• WHAT THIS TASK INVOLVES
Set down each record exactly as written.

*** PROVIDED MATERIAL ***

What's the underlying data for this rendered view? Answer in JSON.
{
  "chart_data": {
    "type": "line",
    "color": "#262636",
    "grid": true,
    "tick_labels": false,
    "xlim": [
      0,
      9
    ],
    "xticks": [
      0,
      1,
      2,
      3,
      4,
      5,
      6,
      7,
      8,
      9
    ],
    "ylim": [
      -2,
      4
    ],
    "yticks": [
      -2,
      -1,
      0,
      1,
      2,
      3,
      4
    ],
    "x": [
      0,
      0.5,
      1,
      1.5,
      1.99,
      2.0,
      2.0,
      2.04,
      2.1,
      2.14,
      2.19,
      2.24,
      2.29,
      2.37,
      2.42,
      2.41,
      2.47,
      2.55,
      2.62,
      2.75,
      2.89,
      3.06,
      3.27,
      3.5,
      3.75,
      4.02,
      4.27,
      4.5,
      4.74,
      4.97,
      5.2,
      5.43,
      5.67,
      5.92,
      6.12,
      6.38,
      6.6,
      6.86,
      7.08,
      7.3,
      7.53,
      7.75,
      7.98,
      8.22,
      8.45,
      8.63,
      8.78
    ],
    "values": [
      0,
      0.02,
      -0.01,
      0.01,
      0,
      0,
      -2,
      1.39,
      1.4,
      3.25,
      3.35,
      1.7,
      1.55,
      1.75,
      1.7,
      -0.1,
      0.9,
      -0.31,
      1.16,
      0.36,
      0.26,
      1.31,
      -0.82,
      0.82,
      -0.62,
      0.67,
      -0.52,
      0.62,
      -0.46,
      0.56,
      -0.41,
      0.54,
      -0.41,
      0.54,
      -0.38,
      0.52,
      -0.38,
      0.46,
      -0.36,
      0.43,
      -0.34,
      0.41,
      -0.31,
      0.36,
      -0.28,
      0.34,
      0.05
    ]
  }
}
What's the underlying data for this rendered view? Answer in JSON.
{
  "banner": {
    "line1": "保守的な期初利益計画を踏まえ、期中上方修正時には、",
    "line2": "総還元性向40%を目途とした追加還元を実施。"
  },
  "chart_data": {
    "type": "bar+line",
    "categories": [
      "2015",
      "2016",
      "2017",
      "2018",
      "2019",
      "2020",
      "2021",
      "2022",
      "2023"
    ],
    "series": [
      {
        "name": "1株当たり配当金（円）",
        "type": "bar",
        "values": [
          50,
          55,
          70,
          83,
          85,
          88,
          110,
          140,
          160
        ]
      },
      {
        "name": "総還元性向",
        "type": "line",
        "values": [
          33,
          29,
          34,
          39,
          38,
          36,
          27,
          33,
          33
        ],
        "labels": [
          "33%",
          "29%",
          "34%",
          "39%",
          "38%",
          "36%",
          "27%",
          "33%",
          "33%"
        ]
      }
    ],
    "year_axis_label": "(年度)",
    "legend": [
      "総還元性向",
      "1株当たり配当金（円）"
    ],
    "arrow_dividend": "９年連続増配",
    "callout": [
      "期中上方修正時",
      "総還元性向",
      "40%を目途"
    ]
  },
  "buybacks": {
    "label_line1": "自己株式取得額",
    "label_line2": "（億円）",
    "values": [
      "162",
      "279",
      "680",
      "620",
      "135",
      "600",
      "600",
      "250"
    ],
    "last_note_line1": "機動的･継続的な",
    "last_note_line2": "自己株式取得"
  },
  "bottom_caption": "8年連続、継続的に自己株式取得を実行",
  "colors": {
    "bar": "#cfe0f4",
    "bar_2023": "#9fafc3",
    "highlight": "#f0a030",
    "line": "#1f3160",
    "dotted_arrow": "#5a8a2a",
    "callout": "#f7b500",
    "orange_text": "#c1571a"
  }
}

***

• FINISHED TASK
What's the underlying data for this rendered view? Answer in JSON.
{
  "chart_data": {
    "type": "line",
    "color": "#262636",
    "grid": true,
    "tick_labels": false,
    "xlim": [
      0,
      9
    ],
    "xticks": [
      0,
      1,
      2,
      3,
      4,
      5,
      6,
      7,
      8,
      9
    ],
    "ylim": [
      -2,
      4
    ],
    "yticks": [
      -2,
      -1,
      0,
      1,
      2,
      3,
      4
    ],
    "x": [
      0,
      0.5,
      1,
      1.5,
      1.99,
      2.0,
      2.0,
      2.04,
      2.1,
      2.14,
      2.19,
      2.24,
      2.29,
      2.37,
      2.42,
      2.41,
      2.47,
      2.55,
      2.62,
      2.75,
      2.89,
      3.06,
      3.27,
      3.5,
      3.75,
      4.02,
      4.27,
      4.5,
      4.74,
      4.97,
      5.2,
      5.43,
      5.67,
      5.92,
      6.12,
      6.38,
      6.6,
      6.86,
      7.08,
      7.3,
      7.53,
      7.75,
      7.98,
      8.22,
      8.45,
      8.63,
      8.78
    ],
    "values": [
      0,
      0.02,
      -0.01,
      0.01,
      0,
      0,
      -2,
      1.39,
      1.4,
      3.25,
      3.35,
      1.7,
      1.55,
      1.75,
      1.7,
      -0.1,
      0.9,
      -0.31,
      1.16,
      0.36,
      0.26,
      1.31,
      -0.82,
      0.82,
      -0.62,
      0.67,
      -0.52,
      0.62,
      -0.46,
      0.56,
      -0.41,
      0.54,
      -0.41,
      0.54,
      -0.38,
      0.52,
      -0.38,
      0.46,
      -0.36,
      0.43,
      -0.34,
      0.41,
      -0.31,
      0.36,
      -0.28,
      0.34,
      0.05
    ]
  }
}
What's the underlying data for this rendered view? Answer in JSON.
{
  "banner": {
    "line1": "保守的な期初利益計画を踏まえ、期中上方修正時には、",
    "line2": "総還元性向40%を目途とした追加還元を実施。"
  },
  "chart_data": {
    "type": "bar+line",
    "categories": [
      "2015",
      "2016",
      "2017",
      "2018",
      "2019",
      "2020",
      "2021",
      "2022",
      "2023"
    ],
    "series": [
      {
        "name": "1株当たり配当金（円）",
        "type": "bar",
        "values": [
          50,
          55,
          70,
          83,
          85,
          88,
          110,
          140,
          160
        ]
      },
      {
        "name": "総還元性向",
        "type": "line",
        "values": [
          33,
          29,
          34,
          39,
          38,
          36,
          27,
          33,
          33
        ],
        "labels": [
          "33%",
          "29%",
          "34%",
          "39%",
          "38%",
          "36%",
          "27%",
          "33%",
          "33%"
        ]
      }
    ],
    "year_axis_label": "(年度)",
    "legend": [
      "総還元性向",
      "1株当たり配当金（円）"
    ],
    "arrow_dividend": "９年連続増配",
    "callout": [
      "期中上方修正時",
      "総還元性向",
      "40%を目途"
    ]
  },
  "buybacks": {
    "label_line1": "自己株式取得額",
    "label_line2": "（億円）",
    "values": [
      "162",
      "279",
      "680",
      "620",
      "135",
      "600",
      "600",
      "250"
    ],
    "last_note_line1": "機動的･継続的な",
    "last_note_line2": "自己株式取得"
  },
  "bottom_caption": "8年連続、継続的に自己株式取得を実行",
  "colors": {
    "bar": "#cfe0f4",
    "bar_2023": "#9fafc3",
    "highlight": "#f0a030",
    "line": "#1f3160",
    "dotted_arrow": "#5a8a2a",
    "callout": "#f7b500",
    "orange_text": "#c1571a"
  }
}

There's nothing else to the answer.